Record extracts:
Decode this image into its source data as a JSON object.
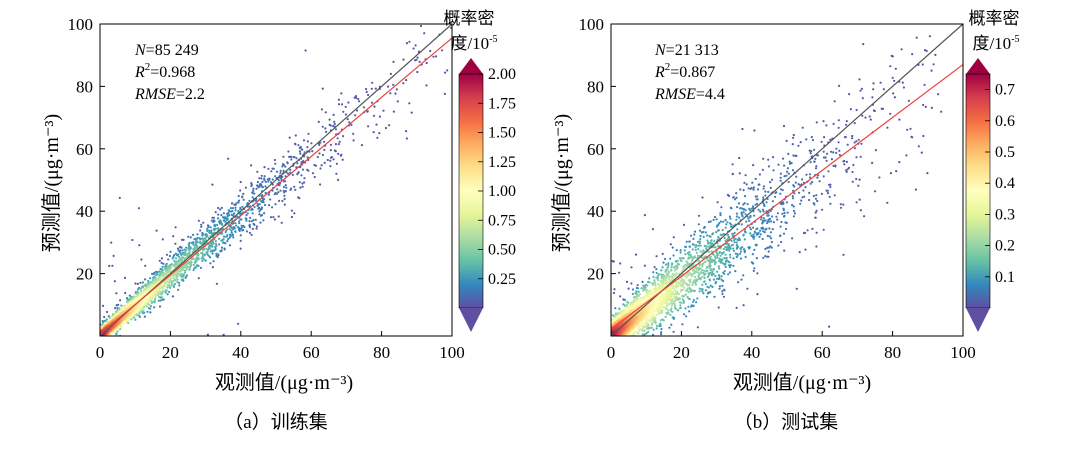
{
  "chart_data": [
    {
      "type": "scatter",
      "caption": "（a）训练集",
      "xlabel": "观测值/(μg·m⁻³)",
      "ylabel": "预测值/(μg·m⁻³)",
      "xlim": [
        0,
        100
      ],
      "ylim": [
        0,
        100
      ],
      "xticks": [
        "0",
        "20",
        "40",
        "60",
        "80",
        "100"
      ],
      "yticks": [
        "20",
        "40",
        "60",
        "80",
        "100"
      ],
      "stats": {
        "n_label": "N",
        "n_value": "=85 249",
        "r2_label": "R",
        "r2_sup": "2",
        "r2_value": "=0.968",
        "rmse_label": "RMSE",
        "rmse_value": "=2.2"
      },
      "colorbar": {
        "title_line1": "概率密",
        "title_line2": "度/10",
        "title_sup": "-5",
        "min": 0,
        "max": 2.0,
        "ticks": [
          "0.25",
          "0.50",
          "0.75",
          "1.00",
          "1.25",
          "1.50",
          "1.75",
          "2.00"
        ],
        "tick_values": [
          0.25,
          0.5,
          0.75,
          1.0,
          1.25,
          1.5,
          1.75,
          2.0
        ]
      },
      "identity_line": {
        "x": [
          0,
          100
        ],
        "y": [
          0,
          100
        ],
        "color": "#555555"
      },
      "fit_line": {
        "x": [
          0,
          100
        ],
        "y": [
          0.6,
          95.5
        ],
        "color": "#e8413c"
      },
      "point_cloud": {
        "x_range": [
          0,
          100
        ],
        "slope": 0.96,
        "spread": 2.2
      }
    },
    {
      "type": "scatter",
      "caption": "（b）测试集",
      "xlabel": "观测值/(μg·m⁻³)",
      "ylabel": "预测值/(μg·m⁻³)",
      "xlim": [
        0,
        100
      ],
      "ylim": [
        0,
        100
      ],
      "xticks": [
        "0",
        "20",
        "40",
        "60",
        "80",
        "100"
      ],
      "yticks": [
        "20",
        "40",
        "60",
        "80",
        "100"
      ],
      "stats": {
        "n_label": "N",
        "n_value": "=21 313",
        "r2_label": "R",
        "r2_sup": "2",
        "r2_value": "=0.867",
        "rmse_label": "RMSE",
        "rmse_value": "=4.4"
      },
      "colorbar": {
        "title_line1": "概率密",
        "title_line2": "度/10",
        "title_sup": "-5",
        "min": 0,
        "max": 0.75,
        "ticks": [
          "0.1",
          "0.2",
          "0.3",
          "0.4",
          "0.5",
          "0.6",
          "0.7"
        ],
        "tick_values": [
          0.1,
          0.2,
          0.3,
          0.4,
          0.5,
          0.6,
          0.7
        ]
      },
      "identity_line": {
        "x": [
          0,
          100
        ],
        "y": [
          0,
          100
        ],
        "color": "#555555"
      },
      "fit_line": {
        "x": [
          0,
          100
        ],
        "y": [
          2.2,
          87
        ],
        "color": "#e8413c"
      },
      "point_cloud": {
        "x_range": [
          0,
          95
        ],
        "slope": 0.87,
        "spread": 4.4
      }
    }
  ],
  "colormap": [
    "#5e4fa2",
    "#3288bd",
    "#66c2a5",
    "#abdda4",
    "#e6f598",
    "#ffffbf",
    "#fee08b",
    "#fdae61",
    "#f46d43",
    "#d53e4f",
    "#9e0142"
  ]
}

What needs to be done:
Pictures in the records must not appear in the copy; transcribe everything else precisely.

Response:
Decode this image into its source data as a JSON object.
{
  "chart_data": [
    {
      "type": "scatter",
      "caption": "（a）训练集",
      "xlabel": "观测值/(μg·m⁻³)",
      "ylabel": "预测值/(μg·m⁻³)",
      "xlim": [
        0,
        100
      ],
      "ylim": [
        0,
        100
      ],
      "xticks": [
        "0",
        "20",
        "40",
        "60",
        "80",
        "100"
      ],
      "yticks": [
        "20",
        "40",
        "60",
        "80",
        "100"
      ],
      "stats": {
        "n_label": "N",
        "n_value": "=85 249",
        "r2_label": "R",
        "r2_sup": "2",
        "r2_value": "=0.968",
        "rmse_label": "RMSE",
        "rmse_value": "=2.2"
      },
      "colorbar": {
        "title_line1": "概率密",
        "title_line2": "度/10",
        "title_sup": "-5",
        "min": 0,
        "max": 2.0,
        "ticks": [
          "0.25",
          "0.50",
          "0.75",
          "1.00",
          "1.25",
          "1.50",
          "1.75",
          "2.00"
        ],
        "tick_values": [
          0.25,
          0.5,
          0.75,
          1.0,
          1.25,
          1.5,
          1.75,
          2.0
        ]
      },
      "identity_line": {
        "x": [
          0,
          100
        ],
        "y": [
          0,
          100
        ],
        "color": "#555555"
      },
      "fit_line": {
        "x": [
          0,
          100
        ],
        "y": [
          0.6,
          95.5
        ],
        "color": "#e8413c"
      },
      "point_cloud": {
        "x_range": [
          0,
          100
        ],
        "slope": 0.96,
        "spread": 2.2
      }
    },
    {
      "type": "scatter",
      "caption": "（b）测试集",
      "xlabel": "观测值/(μg·m⁻³)",
      "ylabel": "预测值/(μg·m⁻³)",
      "xlim": [
        0,
        100
      ],
      "ylim": [
        0,
        100
      ],
      "xticks": [
        "0",
        "20",
        "40",
        "60",
        "80",
        "100"
      ],
      "yticks": [
        "20",
        "40",
        "60",
        "80",
        "100"
      ],
      "stats": {
        "n_label": "N",
        "n_value": "=21 313",
        "r2_label": "R",
        "r2_sup": "2",
        "r2_value": "=0.867",
        "rmse_label": "RMSE",
        "rmse_value": "=4.4"
      },
      "colorbar": {
        "title_line1": "概率密",
        "title_line2": "度/10",
        "title_sup": "-5",
        "min": 0,
        "max": 0.75,
        "ticks": [
          "0.1",
          "0.2",
          "0.3",
          "0.4",
          "0.5",
          "0.6",
          "0.7"
        ],
        "tick_values": [
          0.1,
          0.2,
          0.3,
          0.4,
          0.5,
          0.6,
          0.7
        ]
      },
      "identity_line": {
        "x": [
          0,
          100
        ],
        "y": [
          0,
          100
        ],
        "color": "#555555"
      },
      "fit_line": {
        "x": [
          0,
          100
        ],
        "y": [
          2.2,
          87
        ],
        "color": "#e8413c"
      },
      "point_cloud": {
        "x_range": [
          0,
          95
        ],
        "slope": 0.87,
        "spread": 4.4
      }
    }
  ],
  "colormap": [
    "#5e4fa2",
    "#3288bd",
    "#66c2a5",
    "#abdda4",
    "#e6f598",
    "#ffffbf",
    "#fee08b",
    "#fdae61",
    "#f46d43",
    "#d53e4f",
    "#9e0142"
  ]
}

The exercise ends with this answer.